Nel recente articolo del Washington Post, emerge chiaramente una realtà amara: la controffensiva dell’Ucraina non è riuscita a soddisfare le aspettative che aveva suscitato inizialmente.

La promessa della vittoria. Di fronte a una vittoria che non arriva, i vertici politici ucraini (e anche quelli della Nato) stanno correndo ai ripari modellando una nuova narrazione che sostituisca quella precedente, tutta proiettata sulla promessa dei una “vittoria” militare e di uno sfondamento travolgente delle difese russe. Il Washington Post si sofferma proprio sul concetto di “narrazione” della controffensiva militare ucraina e rivela l’importanza della “narrazione” nell’influenzare le opinioni pubbliche paesi Nato.

Le osservazioni del Washington Post. Questa l’acuta analisi del Washington Post“Mentre le forze ucraine proseguono con la loro controffensiva attentamente monitorata, un’altra battaglia è in corso: la lotta per controllare la storia e influenzare il modo in cui il mondo vede la guerra. Dopo molte preoccupazioni sulla lentezza dei progressi e sulle cupe valutazioni delle prospettive dell’Ucraina durante l’estate, nelle ultime settimane i funzionari ucraini e occidentali si sono concentrati sul rimodellamento della narrazione per gestire le aspettative e sostenere il sostegno durante l’inverno. Quattro mesi di combattimenti brutali e perdite ingenti non hanno prodotto i risultati sperati da Kiev e dai suoi sostenitori occidentali. Nonostante alcuni progressi ucraini nello sfondare le fitte difese russe, incombono i timori di un conflitto congelato e del crollo del sostegno internazionale”.

◆ DA FARE ◆
A. Riproduci fedelmente una parte del brano sulla controffensiva ucraina: parti dalle parole "Nel recente articolo" e fermati dopo "pubbliche paesi Nato.".
B. Per favore, prosegui il brano sulla controffensiva ucraina a partire dall'ultima frase riportata.

◆ ESTRATTO DEI DATI ◆
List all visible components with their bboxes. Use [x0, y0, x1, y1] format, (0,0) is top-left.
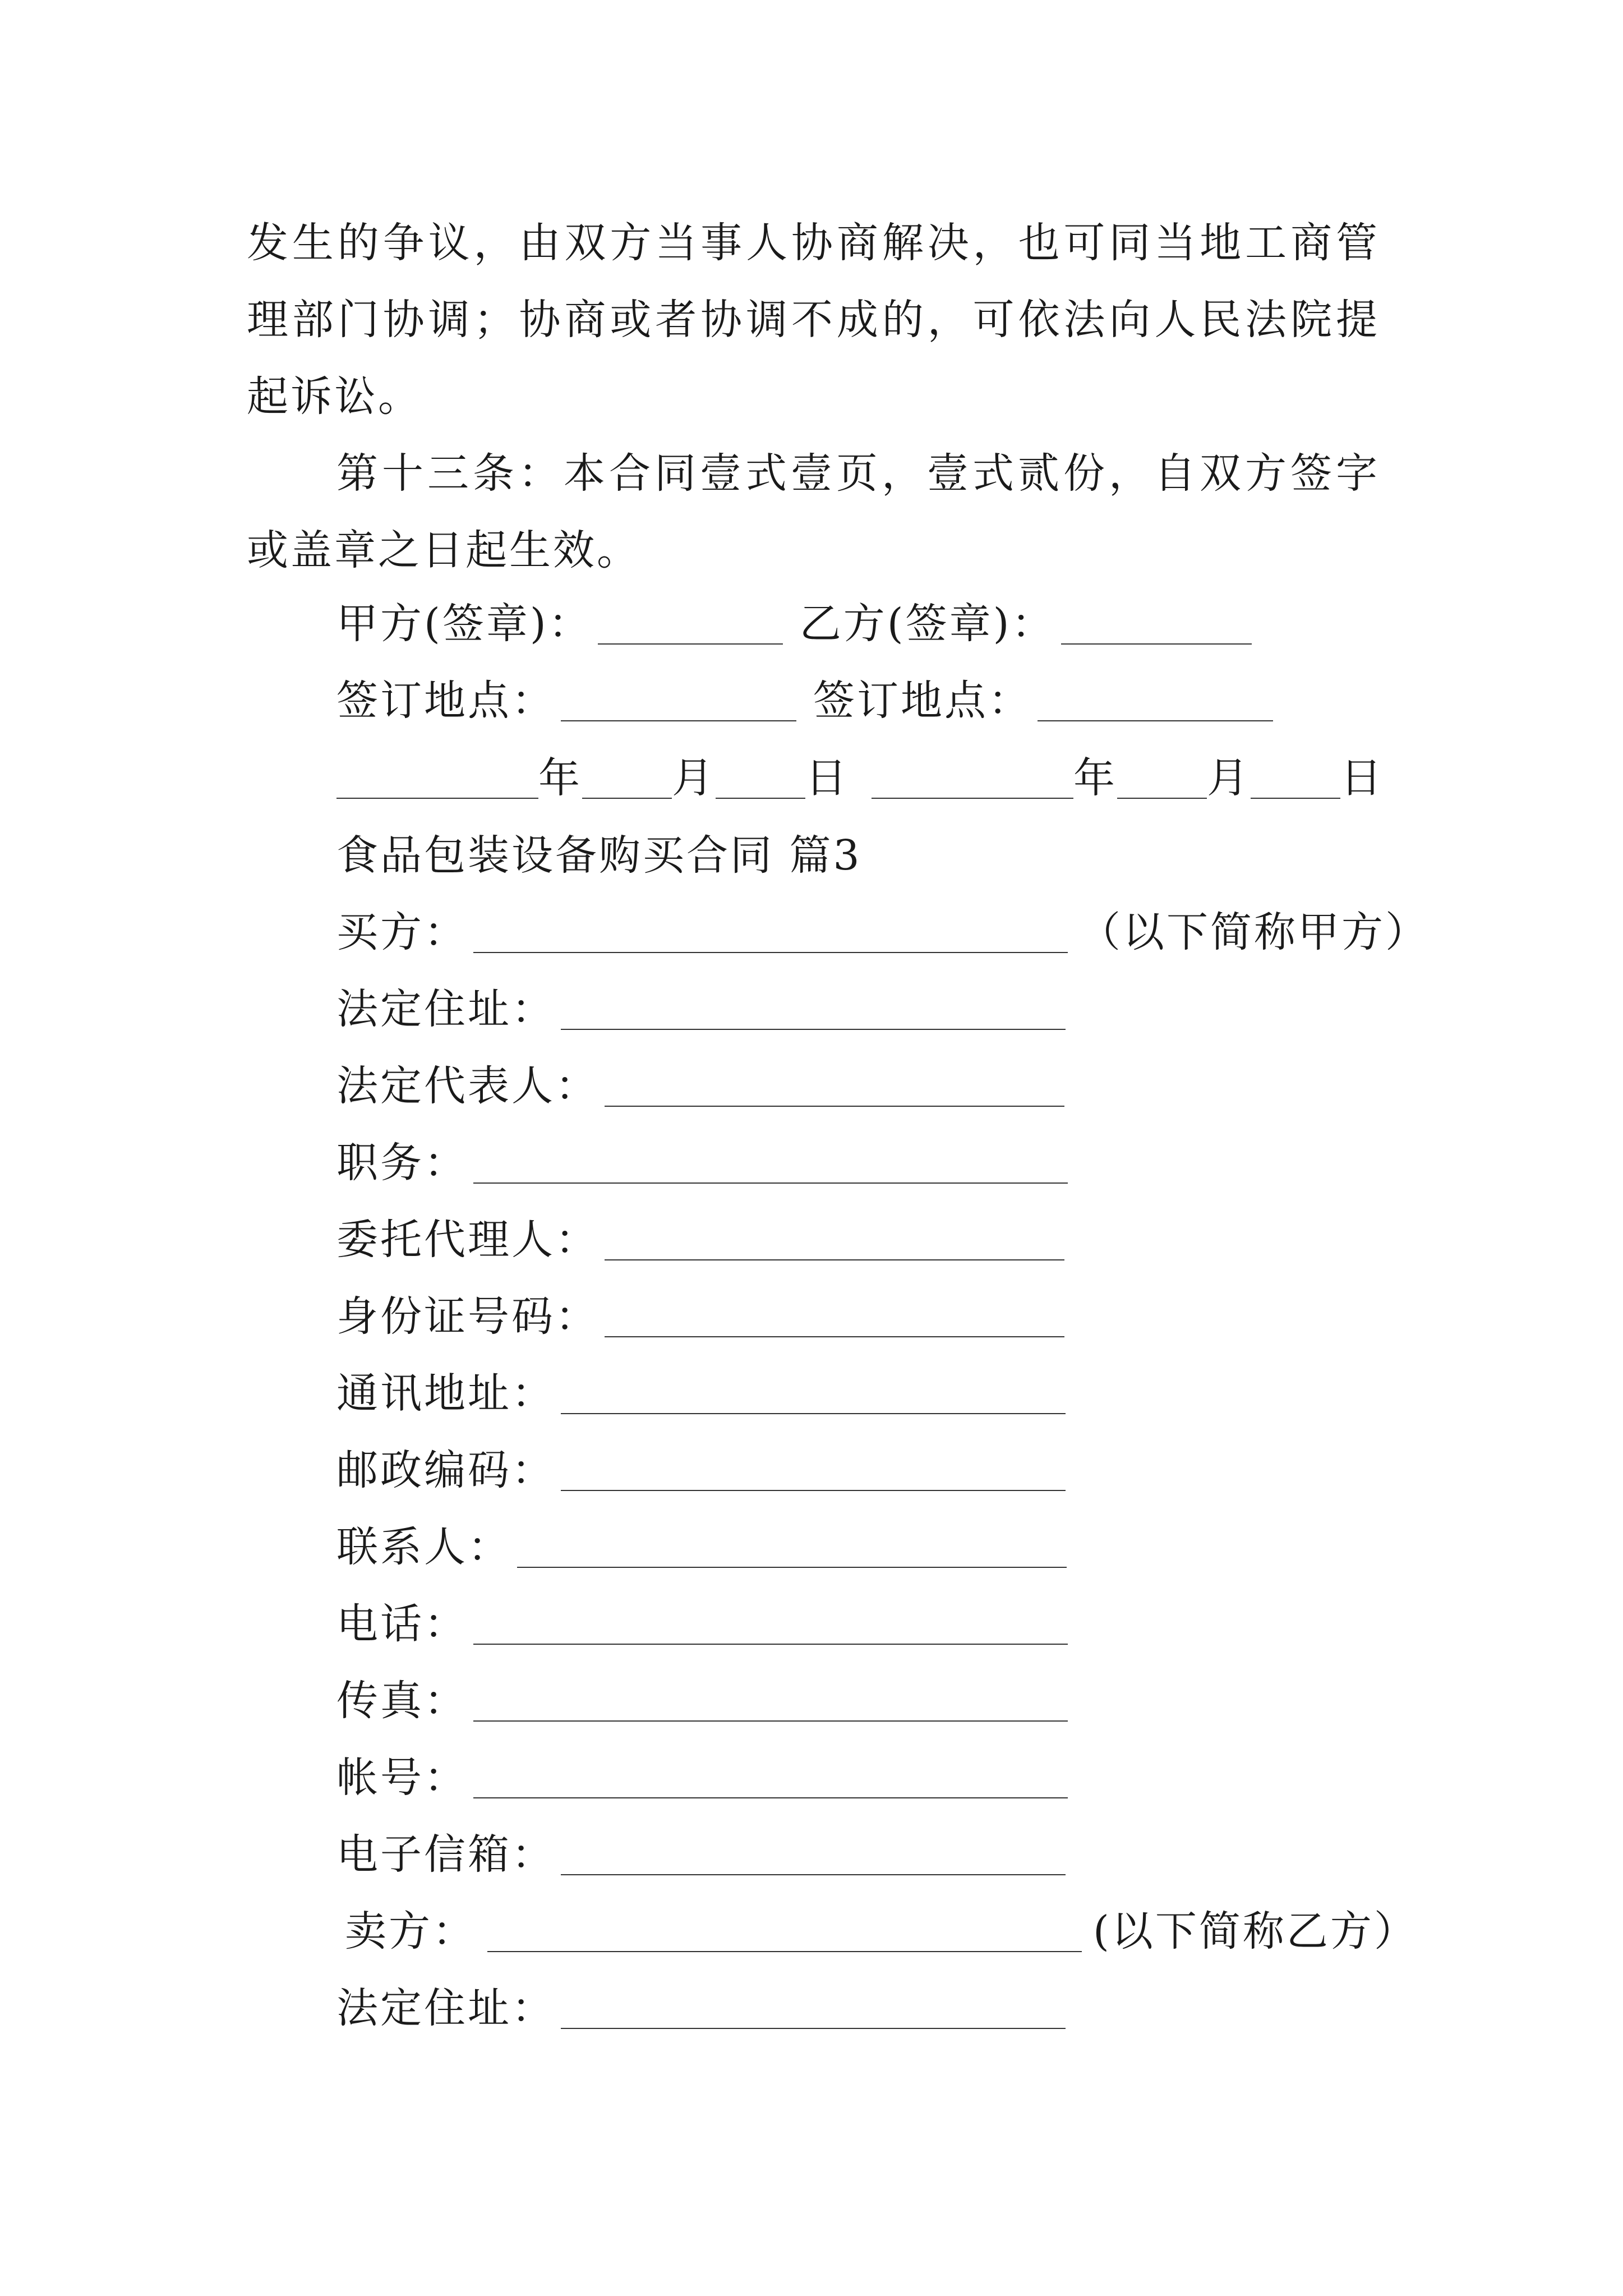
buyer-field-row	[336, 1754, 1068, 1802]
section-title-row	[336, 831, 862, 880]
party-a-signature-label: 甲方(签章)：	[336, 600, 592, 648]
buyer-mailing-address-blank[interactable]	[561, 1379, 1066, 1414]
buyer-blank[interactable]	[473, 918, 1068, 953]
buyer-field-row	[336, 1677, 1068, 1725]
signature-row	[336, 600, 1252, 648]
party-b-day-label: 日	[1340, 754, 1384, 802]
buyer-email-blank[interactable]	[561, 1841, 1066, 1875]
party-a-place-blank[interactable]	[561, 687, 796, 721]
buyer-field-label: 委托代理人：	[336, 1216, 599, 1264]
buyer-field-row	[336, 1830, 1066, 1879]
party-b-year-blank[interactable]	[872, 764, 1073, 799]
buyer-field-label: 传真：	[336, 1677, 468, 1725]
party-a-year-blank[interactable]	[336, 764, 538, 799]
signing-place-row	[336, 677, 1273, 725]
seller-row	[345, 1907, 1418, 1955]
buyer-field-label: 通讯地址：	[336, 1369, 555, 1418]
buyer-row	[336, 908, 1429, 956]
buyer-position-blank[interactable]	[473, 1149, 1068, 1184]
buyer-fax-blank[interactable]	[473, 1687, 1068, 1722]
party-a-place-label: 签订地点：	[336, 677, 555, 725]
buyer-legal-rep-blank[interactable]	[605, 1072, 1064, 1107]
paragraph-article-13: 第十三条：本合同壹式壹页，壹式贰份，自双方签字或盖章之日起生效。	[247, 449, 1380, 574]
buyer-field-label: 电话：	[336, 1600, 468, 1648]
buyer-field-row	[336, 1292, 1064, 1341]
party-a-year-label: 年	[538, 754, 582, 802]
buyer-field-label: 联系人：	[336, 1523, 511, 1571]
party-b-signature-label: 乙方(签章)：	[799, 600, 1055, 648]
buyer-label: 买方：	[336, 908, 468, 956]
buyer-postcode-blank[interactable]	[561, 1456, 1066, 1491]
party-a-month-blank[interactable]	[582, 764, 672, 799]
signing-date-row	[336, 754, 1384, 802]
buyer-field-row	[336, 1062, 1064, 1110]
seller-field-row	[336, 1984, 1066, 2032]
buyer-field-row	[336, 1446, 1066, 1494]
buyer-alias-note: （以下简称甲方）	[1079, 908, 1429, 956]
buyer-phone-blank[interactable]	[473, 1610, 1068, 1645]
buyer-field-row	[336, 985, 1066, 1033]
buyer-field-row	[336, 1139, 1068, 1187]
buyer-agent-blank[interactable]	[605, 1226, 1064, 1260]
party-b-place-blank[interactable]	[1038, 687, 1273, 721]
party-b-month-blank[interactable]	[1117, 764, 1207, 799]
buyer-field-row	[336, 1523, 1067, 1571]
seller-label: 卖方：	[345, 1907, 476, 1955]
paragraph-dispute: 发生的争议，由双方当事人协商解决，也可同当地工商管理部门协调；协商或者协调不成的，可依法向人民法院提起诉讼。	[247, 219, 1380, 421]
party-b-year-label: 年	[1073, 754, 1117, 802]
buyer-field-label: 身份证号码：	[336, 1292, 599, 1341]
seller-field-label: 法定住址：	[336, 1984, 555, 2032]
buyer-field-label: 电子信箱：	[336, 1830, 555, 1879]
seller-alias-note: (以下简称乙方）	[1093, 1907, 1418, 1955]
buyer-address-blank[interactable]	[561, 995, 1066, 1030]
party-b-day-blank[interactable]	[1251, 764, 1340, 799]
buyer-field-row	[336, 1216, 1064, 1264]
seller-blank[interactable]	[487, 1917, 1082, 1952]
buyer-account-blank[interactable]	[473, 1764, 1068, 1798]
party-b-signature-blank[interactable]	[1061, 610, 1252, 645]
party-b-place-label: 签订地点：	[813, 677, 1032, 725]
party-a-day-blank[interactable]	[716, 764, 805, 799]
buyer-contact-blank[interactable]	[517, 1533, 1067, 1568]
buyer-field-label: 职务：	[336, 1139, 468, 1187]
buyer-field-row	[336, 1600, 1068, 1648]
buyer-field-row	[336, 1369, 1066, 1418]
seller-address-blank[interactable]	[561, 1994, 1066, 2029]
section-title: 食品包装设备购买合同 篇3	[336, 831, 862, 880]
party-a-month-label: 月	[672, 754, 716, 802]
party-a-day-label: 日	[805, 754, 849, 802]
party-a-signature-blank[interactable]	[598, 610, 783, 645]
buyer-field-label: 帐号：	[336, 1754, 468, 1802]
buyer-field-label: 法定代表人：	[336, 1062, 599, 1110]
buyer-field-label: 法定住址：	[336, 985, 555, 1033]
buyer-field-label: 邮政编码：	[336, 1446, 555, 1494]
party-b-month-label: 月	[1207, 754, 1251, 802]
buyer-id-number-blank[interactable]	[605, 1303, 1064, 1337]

◆ SOLUZIONI DEGLI ESERCIZI ◆
A.
Nel recente articolo del Washington Post, emerge chiaramente una realtà amara: la controffensiva dell’Ucraina non è riuscita a soddisfare le aspettative che aveva suscitato inizialmente.

La promessa della vittoria. Di fronte a una vittoria che non arriva, i vertici politici ucraini (e anche quelli della Nato) stanno correndo ai ripari modellando una nuova narrazione che sostituisca quella precedente, tutta proiettata sulla promessa dei una “vittoria” militare e di uno sfondamento travolgente delle difese russe. Il Washington Post si sofferma proprio sul concetto di “narrazione” della controffensiva militare ucraina e rivela l’importanza della “narrazione” nell’influenzare le opinioni pubbliche paesi Nato.

B.
La controffensiva in affanno. Ora è tutto più chiaro, finalmente. Dopo quattro mesi di intensi combattimenti e pesanti perdite, Kiev e i suoi alleati occidentali si ritrovano infatti a fronteggiare una situazione che si è rivelata molto più complessa di quanto si sperasse e si annunciasse mediaticamente. La vastità dei campi minati e l’assenza di una copertura aerea da parte per le truppe ucraine sono solo due dei grandi problemi di questa controffensiva in affanno. Una manovra sanguinosissima (erano state messe nel conto massicce perdite di uomini) che gli addestratori Nato hanno pianificato con altezzosa superficialità scaricando sui soldati ucraini la colpa degli insuccessi, accusandoli di aver perso slancio e di essere dei fifoni.

La propaganza amica. PeaceLink aveva da tempo fornito dati oggettivi che contrastavano con la propaganda. Perché di questo si tratta. Una volta accusata la Russia di disinformazione avevamo creduto di ritenerci immuni dallo stesso vizio. E purtroppo abbiamo dovuto constatare che i media nostrani non hanno sempre fornito esempi di buona e virtuosa informazione. Anzi. Abbiamo dovuto destreggarci in una selva di informazioni generate a tavolino dalla propaganda militare “amica”. E visto che la propaganda nostrana cozzava sempre più con la realtà effettuale, ecco che oggi l’apparato propagandistico della Nato e dell’Ucraina sta correndo ai ripari di fronte a opinioni pubbliche sempre più perplesse sull’andamento della controffensiva annunciata da Zelensky.

La delusione occidentale. La prima questione che emerge è la delusione rispetto alle aspettative iniziali. L’Ucraina aveva intrapreso questa controffensiva con l’obiettivo di rompere le difese russe e ottenere una serie di vittorie decisive. Tuttavia, la realtà sul campo ha dimostrato quanto sia difficile sconfiggere un nemico ben preparato che si avvale di tattiche di “difesa elastica”. Di cosa si tratta?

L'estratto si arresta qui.